■ **Problem statement**
Your task is to extract every line from the material below exactly.

★ ★ ★

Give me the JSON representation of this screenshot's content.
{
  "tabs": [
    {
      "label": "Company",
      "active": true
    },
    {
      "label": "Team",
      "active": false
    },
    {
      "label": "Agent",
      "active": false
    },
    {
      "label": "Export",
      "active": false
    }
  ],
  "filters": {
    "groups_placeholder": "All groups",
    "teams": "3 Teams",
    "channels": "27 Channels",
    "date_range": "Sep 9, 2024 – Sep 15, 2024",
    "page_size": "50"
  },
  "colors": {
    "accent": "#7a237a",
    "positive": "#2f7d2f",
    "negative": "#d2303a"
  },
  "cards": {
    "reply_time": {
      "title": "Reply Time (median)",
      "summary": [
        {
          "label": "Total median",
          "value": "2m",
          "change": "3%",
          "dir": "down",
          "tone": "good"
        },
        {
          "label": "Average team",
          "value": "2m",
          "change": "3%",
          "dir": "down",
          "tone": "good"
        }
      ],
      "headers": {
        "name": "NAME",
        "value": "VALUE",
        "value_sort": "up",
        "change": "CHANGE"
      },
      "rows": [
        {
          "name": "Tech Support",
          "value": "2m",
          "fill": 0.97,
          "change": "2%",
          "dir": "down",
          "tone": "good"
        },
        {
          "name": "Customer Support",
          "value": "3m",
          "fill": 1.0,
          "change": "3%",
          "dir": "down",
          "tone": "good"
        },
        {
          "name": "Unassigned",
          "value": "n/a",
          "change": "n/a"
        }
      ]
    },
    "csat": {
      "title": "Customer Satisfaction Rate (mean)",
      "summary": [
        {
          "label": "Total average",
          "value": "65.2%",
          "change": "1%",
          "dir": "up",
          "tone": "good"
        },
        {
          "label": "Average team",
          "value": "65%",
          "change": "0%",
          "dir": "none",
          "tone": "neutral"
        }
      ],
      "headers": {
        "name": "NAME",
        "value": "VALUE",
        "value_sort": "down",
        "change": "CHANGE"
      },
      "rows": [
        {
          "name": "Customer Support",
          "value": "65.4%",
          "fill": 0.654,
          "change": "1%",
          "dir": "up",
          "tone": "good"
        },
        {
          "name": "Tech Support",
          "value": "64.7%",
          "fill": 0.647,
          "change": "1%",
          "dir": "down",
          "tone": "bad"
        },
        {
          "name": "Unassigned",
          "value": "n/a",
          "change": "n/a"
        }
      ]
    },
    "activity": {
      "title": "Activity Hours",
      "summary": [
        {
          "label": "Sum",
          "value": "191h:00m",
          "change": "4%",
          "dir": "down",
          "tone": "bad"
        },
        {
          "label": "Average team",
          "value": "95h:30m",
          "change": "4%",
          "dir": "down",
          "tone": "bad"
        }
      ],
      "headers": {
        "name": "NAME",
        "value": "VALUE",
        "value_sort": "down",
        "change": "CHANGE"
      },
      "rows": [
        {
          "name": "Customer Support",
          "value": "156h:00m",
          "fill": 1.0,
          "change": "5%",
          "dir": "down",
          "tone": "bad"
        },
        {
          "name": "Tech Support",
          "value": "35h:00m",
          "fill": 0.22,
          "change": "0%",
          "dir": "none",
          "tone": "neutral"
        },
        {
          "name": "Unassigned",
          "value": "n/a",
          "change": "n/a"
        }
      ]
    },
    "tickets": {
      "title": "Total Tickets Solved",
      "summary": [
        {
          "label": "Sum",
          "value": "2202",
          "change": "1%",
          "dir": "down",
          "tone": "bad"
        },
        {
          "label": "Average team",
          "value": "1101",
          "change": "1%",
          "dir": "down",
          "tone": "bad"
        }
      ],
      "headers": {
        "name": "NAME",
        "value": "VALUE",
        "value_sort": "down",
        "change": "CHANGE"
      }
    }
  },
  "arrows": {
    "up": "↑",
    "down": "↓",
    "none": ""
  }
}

★ ★ ★

■ **Output below**
Give me the JSON representation of this screenshot's content.
{
  "tabs": [
    {
      "label": "Company",
      "active": true
    },
    {
      "label": "Team",
      "active": false
    },
    {
      "label": "Agent",
      "active": false
    },
    {
      "label": "Export",
      "active": false
    }
  ],
  "filters": {
    "groups_placeholder": "All groups",
    "teams": "3 Teams",
    "channels": "27 Channels",
    "date_range": "Sep 9, 2024 – Sep 15, 2024",
    "page_size": "50"
  },
  "colors": {
    "accent": "#7a237a",
    "positive": "#2f7d2f",
    "negative": "#d2303a"
  },
  "cards": {
    "reply_time": {
      "title": "Reply Time (median)",
      "summary": [
        {
          "label": "Total median",
          "value": "2m",
          "change": "3%",
          "dir": "down",
          "tone": "good"
        },
        {
          "label": "Average team",
          "value": "2m",
          "change": "3%",
          "dir": "down",
          "tone": "good"
        }
      ],
      "headers": {
        "name": "NAME",
        "value": "VALUE",
        "value_sort": "up",
        "change": "CHANGE"
      },
      "rows": [
        {
          "name": "Tech Support",
          "value": "2m",
          "fill": 0.97,
          "change": "2%",
          "dir": "down",
          "tone": "good"
        },
        {
          "name": "Customer Support",
          "value": "3m",
          "fill": 1.0,
          "change": "3%",
          "dir": "down",
          "tone": "good"
        },
        {
          "name": "Unassigned",
          "value": "n/a",
          "change": "n/a"
        }
      ]
    },
    "csat": {
      "title": "Customer Satisfaction Rate (mean)",
      "summary": [
        {
          "label": "Total average",
          "value": "65.2%",
          "change": "1%",
          "dir": "up",
          "tone": "good"
        },
        {
          "label": "Average team",
          "value": "65%",
          "change": "0%",
          "dir": "none",
          "tone": "neutral"
        }
      ],
      "headers": {
        "name": "NAME",
        "value": "VALUE",
        "value_sort": "down",
        "change": "CHANGE"
      },
      "rows": [
        {
          "name": "Customer Support",
          "value": "65.4%",
          "fill": 0.654,
          "change": "1%",
          "dir": "up",
          "tone": "good"
        },
        {
          "name": "Tech Support",
          "value": "64.7%",
          "fill": 0.647,
          "change": "1%",
          "dir": "down",
          "tone": "bad"
        },
        {
          "name": "Unassigned",
          "value": "n/a",
          "change": "n/a"
        }
      ]
    },
    "activity": {
      "title": "Activity Hours",
      "summary": [
        {
          "label": "Sum",
          "value": "191h:00m",
          "change": "4%",
          "dir": "down",
          "tone": "bad"
        },
        {
          "label": "Average team",
          "value": "95h:30m",
          "change": "4%",
          "dir": "down",
          "tone": "bad"
        }
      ],
      "headers": {
        "name": "NAME",
        "value": "VALUE",
        "value_sort": "down",
        "change": "CHANGE"
      },
      "rows": [
        {
          "name": "Customer Support",
          "value": "156h:00m",
          "fill": 1.0,
          "change": "5%",
          "dir": "down",
          "tone": "bad"
        },
        {
          "name": "Tech Support",
          "value": "35h:00m",
          "fill": 0.22,
          "change": "0%",
          "dir": "none",
          "tone": "neutral"
        },
        {
          "name": "Unassigned",
          "value": "n/a",
          "change": "n/a"
        }
      ]
    },
    "tickets": {
      "title": "Total Tickets Solved",
      "summary": [
        {
          "label": "Sum",
          "value": "2202",
          "change": "1%",
          "dir": "down",
          "tone": "bad"
        },
        {
          "label": "Average team",
          "value": "1101",
          "change": "1%",
          "dir": "down",
          "tone": "bad"
        }
      ],
      "headers": {
        "name": "NAME",
        "value": "VALUE",
        "value_sort": "down",
        "change": "CHANGE"
      }
    }
  },
  "arrows": {
    "up": "↑",
    "down": "↓",
    "none": ""
  }
}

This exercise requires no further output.